Set problem: Exclude any images and output the remaining records exactly.

++++

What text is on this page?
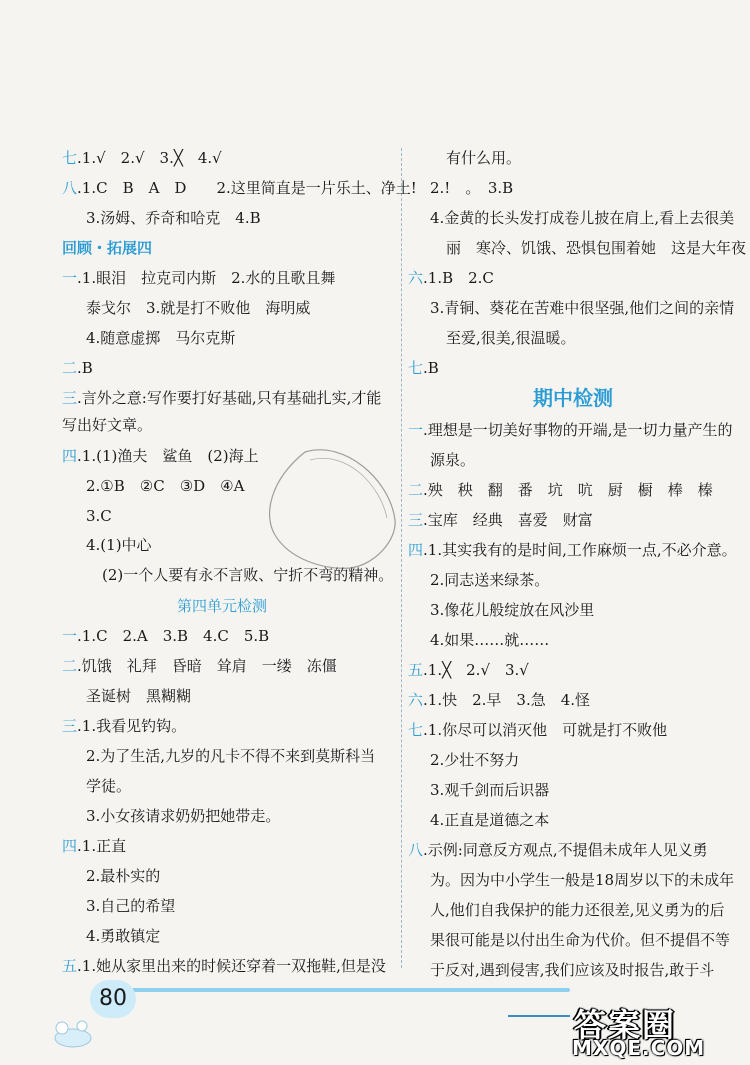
七.1.√　2.√　3.╳　4.√
八.1.C　B　A　D　　2.这里简直是一片乐土、净土!
3.汤姆、乔奇和哈克　4.B
回顾・拓展四
一.1.眼泪　拉克司内斯　2.水的且歌且舞
泰戈尔　3.就是打不败他　海明威
4.随意虚掷　马尔克斯
二.B
三.言外之意:写作要打好基础,只有基础扎实,才能
写出好文章。
四.1.(1)渔夫　鲨鱼　(2)海上
2.①B　②C　③D　④A
3.C
4.(1)中心
(2)一个人要有永不言败、宁折不弯的精神。
第四单元检测
一.1.C　2.A　3.B　4.C　5.B
二.饥饿　礼拜　昏暗　耸肩　一缕　冻僵
圣诞树　黑糊糊
三.1.我看见钓钩。
2.为了生活,九岁的凡卡不得不来到莫斯科当
学徒。
3.小女孩请求奶奶把她带走。
四.1.正直
2.最朴实的
3.自己的希望
4.勇敢镇定
五.1.她从家里出来的时候还穿着一双拖鞋,但是没
有什么用。
2.!　。　3.B
4.金黄的长头发打成卷儿披在肩上,看上去很美
丽　寒冷、饥饿、恐惧包围着她　这是大年夜
六.1.B　2.C
3.青铜、葵花在苦难中很坚强,他们之间的亲情
至爱,很美,很温暖。
七.B
期中检测
一.理想是一切美好事物的开端,是一切力量产生的
源泉。
二.殃　秧　翻　番　坑　吭　厨　橱　棒　榛
三.宝库　经典　喜爱　财富
四.1.其实我有的是时间,工作麻烦一点,不必介意。
2.同志送来绿茶。
3.像花儿般绽放在风沙里
4.如果……就……
五.1.╳　2.√　3.√
六.1.快　2.早　3.急　4.怪
七.1.你尽可以消灭他　可就是打不败他
2.少壮不努力
3.观千剑而后识器
4.正直是道德之本
八.示例:同意反方观点,不提倡未成年人见义勇
为。因为中小学生一般是18周岁以下的未成年
人,他们自我保护的能力还很差,见义勇为的后
果很可能是以付出生命为代价。但不提倡不等
于反对,遇到侵害,我们应该及时报告,敢于斗
80
答案圈
MXQE.COM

++++

Correct answer:
What text is on this page?
七.1.√　2.√　3.╳　4.√
八.1.C　B　A　D　　2.这里简直是一片乐土、净土!
3.汤姆、乔奇和哈克　4.B
回顾・拓展四
一.1.眼泪　拉克司内斯　2.水的且歌且舞
泰戈尔　3.就是打不败他　海明威
4.随意虚掷　马尔克斯
二.B
三.言外之意:写作要打好基础,只有基础扎实,才能
写出好文章。
四.1.(1)渔夫　鲨鱼　(2)海上
2.①B　②C　③D　④A
3.C
4.(1)中心
(2)一个人要有永不言败、宁折不弯的精神。
第四单元检测
一.1.C　2.A　3.B　4.C　5.B
二.饥饿　礼拜　昏暗　耸肩　一缕　冻僵
圣诞树　黑糊糊
三.1.我看见钓钩。
2.为了生活,九岁的凡卡不得不来到莫斯科当
学徒。
3.小女孩请求奶奶把她带走。
四.1.正直
2.最朴实的
3.自己的希望
4.勇敢镇定
五.1.她从家里出来的时候还穿着一双拖鞋,但是没
有什么用。
2.!　。　3.B
4.金黄的长头发打成卷儿披在肩上,看上去很美
丽　寒冷、饥饿、恐惧包围着她　这是大年夜
六.1.B　2.C
3.青铜、葵花在苦难中很坚强,他们之间的亲情
至爱,很美,很温暖。
七.B
期中检测
一.理想是一切美好事物的开端,是一切力量产生的
源泉。
二.殃　秧　翻　番　坑　吭　厨　橱　棒　榛
三.宝库　经典　喜爱　财富
四.1.其实我有的是时间,工作麻烦一点,不必介意。
2.同志送来绿茶。
3.像花儿般绽放在风沙里
4.如果……就……
五.1.╳　2.√　3.√
六.1.快　2.早　3.急　4.怪
七.1.你尽可以消灭他　可就是打不败他
2.少壮不努力
3.观千剑而后识器
4.正直是道德之本
八.示例:同意反方观点,不提倡未成年人见义勇
为。因为中小学生一般是18周岁以下的未成年
人,他们自我保护的能力还很差,见义勇为的后
果很可能是以付出生命为代价。但不提倡不等
于反对,遇到侵害,我们应该及时报告,敢于斗
80
答案圈
MXQE.COM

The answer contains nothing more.